## MATERIAL FOR THE TASK:
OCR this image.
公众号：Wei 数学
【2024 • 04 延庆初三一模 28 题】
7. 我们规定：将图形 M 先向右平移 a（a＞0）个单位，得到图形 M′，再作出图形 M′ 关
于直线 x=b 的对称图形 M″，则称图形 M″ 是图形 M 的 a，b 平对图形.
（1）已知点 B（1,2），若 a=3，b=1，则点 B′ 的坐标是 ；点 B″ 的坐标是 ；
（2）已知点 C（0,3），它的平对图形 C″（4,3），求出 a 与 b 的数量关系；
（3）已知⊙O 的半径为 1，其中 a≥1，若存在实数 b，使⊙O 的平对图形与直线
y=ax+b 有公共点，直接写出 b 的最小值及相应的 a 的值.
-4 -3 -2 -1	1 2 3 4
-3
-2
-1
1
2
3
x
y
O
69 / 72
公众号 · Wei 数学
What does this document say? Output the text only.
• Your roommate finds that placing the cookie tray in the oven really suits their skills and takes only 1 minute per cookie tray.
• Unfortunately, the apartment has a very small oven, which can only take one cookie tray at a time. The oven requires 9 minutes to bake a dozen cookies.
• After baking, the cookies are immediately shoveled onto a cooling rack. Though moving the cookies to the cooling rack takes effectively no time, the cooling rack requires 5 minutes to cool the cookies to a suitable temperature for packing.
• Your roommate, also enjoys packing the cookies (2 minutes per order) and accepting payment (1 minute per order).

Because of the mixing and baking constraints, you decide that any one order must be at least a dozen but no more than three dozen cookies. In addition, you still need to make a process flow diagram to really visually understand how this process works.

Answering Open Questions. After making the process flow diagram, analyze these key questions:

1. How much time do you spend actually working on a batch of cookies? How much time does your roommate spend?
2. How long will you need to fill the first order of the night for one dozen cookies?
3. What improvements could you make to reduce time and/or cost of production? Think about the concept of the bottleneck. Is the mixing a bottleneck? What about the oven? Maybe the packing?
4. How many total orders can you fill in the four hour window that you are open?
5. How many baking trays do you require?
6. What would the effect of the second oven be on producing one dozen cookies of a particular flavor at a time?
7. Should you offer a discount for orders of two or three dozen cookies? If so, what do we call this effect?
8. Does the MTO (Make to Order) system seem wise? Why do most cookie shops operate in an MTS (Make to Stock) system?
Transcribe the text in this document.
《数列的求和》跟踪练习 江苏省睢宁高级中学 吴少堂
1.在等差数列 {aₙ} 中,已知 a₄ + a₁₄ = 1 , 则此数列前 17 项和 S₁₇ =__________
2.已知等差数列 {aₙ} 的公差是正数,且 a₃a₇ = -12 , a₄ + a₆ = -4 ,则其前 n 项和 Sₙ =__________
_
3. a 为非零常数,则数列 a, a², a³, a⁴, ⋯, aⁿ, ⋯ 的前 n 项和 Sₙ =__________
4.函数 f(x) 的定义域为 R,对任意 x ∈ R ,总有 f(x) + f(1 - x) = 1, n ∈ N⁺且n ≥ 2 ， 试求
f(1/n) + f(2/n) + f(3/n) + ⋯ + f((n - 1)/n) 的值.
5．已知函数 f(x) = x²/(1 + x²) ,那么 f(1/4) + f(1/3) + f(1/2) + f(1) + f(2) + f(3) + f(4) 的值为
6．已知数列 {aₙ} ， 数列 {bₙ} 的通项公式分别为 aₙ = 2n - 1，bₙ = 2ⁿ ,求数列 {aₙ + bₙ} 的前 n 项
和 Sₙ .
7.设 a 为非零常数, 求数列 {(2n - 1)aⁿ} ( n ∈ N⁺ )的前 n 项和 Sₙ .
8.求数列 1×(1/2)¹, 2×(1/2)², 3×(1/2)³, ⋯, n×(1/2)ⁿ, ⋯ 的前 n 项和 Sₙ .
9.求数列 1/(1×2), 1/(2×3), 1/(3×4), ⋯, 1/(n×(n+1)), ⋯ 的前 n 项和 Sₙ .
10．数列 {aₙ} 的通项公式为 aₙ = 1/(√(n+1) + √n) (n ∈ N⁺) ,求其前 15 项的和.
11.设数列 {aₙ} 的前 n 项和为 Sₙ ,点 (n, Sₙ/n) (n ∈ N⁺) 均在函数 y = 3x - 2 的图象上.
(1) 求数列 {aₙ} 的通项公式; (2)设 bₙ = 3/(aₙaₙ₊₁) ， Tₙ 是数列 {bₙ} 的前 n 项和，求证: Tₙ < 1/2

## WHAT THIS TASK INVOLVES:
Copy all the lines, exactly.

## RESULT OF THIS EXERCISE:
OCR this image.
公众号：Wei 数学
【2024 • 04 延庆初三一模 28 题】
7. 我们规定：将图形 M 先向右平移 a（a＞0）个单位，得到图形 M′，再作出图形 M′ 关
于直线 x=b 的对称图形 M″，则称图形 M″ 是图形 M 的 a，b 平对图形.
（1）已知点 B（1,2），若 a=3，b=1，则点 B′ 的坐标是 ；点 B″ 的坐标是 ；
（2）已知点 C（0,3），它的平对图形 C″（4,3），求出 a 与 b 的数量关系；
（3）已知⊙O 的半径为 1，其中 a≥1，若存在实数 b，使⊙O 的平对图形与直线
y=ax+b 有公共点，直接写出 b 的最小值及相应的 a 的值.
-4 -3 -2 -1	1 2 3 4
-3
-2
-1
1
2
3
x
y
O
69 / 72
公众号 · Wei 数学
What does this document say? Output the text only.
• Your roommate finds that placing the cookie tray in the oven really suits their skills and takes only 1 minute per cookie tray.
• Unfortunately, the apartment has a very small oven, which can only take one cookie tray at a time. The oven requires 9 minutes to bake a dozen cookies.
• After baking, the cookies are immediately shoveled onto a cooling rack. Though moving the cookies to the cooling rack takes effectively no time, the cooling rack requires 5 minutes to cool the cookies to a suitable temperature for packing.
• Your roommate, also enjoys packing the cookies (2 minutes per order) and accepting payment (1 minute per order).

Because of the mixing and baking constraints, you decide that any one order must be at least a dozen but no more than three dozen cookies. In addition, you still need to make a process flow diagram to really visually understand how this process works.

Answering Open Questions. After making the process flow diagram, analyze these key questions:

1. How much time do you spend actually working on a batch of cookies? How much time does your roommate spend?
2. How long will you need to fill the first order of the night for one dozen cookies?
3. What improvements could you make to reduce time and/or cost of production? Think about the concept of the bottleneck. Is the mixing a bottleneck? What about the oven? Maybe the packing?
4. How many total orders can you fill in the four hour window that you are open?
5. How many baking trays do you require?
6. What would the effect of the second oven be on producing one dozen cookies of a particular flavor at a time?
7. Should you offer a discount for orders of two or three dozen cookies? If so, what do we call this effect?
8. Does the MTO (Make to Order) system seem wise? Why do most cookie shops operate in an MTS (Make to Stock) system?
Transcribe the text in this document.
《数列的求和》跟踪练习 江苏省睢宁高级中学 吴少堂
1.在等差数列 {aₙ} 中,已知 a₄ + a₁₄ = 1 , 则此数列前 17 项和 S₁₇ =__________
2.已知等差数列 {aₙ} 的公差是正数,且 a₃a₇ = -12 , a₄ + a₆ = -4 ,则其前 n 项和 Sₙ =__________
_
3. a 为非零常数,则数列 a, a², a³, a⁴, ⋯, aⁿ, ⋯ 的前 n 项和 Sₙ =__________
4.函数 f(x) 的定义域为 R,对任意 x ∈ R ,总有 f(x) + f(1 - x) = 1, n ∈ N⁺且n ≥ 2 ， 试求
f(1/n) + f(2/n) + f(3/n) + ⋯ + f((n - 1)/n) 的值.
5．已知函数 f(x) = x²/(1 + x²) ,那么 f(1/4) + f(1/3) + f(1/2) + f(1) + f(2) + f(3) + f(4) 的值为
6．已知数列 {aₙ} ， 数列 {bₙ} 的通项公式分别为 aₙ = 2n - 1，bₙ = 2ⁿ ,求数列 {aₙ + bₙ} 的前 n 项
和 Sₙ .
7.设 a 为非零常数, 求数列 {(2n - 1)aⁿ} ( n ∈ N⁺ )的前 n 项和 Sₙ .
8.求数列 1×(1/2)¹, 2×(1/2)², 3×(1/2)³, ⋯, n×(1/2)ⁿ, ⋯ 的前 n 项和 Sₙ .
9.求数列 1/(1×2), 1/(2×3), 1/(3×4), ⋯, 1/(n×(n+1)), ⋯ 的前 n 项和 Sₙ .
10．数列 {aₙ} 的通项公式为 aₙ = 1/(√(n+1) + √n) (n ∈ N⁺) ,求其前 15 项的和.
11.设数列 {aₙ} 的前 n 项和为 Sₙ ,点 (n, Sₙ/n) (n ∈ N⁺) 均在函数 y = 3x - 2 的图象上.
(1) 求数列 {aₙ} 的通项公式; (2)设 bₙ = 3/(aₙaₙ₊₁) ， Tₙ 是数列 {bₙ} 的前 n 项和，求证: Tₙ < 1/2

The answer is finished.